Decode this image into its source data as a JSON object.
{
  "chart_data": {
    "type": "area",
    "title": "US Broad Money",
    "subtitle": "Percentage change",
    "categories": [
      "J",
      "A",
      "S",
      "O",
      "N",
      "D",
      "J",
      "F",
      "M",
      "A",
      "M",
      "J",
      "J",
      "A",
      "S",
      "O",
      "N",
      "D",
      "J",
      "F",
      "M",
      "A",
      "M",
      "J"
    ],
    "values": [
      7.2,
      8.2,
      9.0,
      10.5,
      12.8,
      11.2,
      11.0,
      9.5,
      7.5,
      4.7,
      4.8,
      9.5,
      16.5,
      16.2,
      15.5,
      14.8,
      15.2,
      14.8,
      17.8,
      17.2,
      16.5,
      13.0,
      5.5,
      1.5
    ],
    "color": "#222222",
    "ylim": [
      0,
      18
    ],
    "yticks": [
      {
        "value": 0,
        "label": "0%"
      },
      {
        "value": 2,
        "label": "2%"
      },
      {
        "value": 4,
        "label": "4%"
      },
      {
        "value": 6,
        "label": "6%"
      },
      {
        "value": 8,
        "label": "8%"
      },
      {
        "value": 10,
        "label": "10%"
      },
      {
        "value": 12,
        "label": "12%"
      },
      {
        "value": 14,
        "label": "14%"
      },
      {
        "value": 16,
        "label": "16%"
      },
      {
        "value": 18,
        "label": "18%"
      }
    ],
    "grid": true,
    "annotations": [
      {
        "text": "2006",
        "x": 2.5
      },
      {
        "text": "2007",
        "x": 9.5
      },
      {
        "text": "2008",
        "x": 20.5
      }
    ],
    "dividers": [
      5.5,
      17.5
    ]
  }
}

···

SHORT PROBLEM
Scan the material above. Copy each line where "label" occurs.

RESPONSE TO THIS EXERCISE
        "label": "0%"
        "label": "2%"
        "label": "4%"
        "label": "6%"
        "label": "8%"
        "label": "10%"
        "label": "12%"
        "label": "14%"
        "label": "16%"
        "label": "18%"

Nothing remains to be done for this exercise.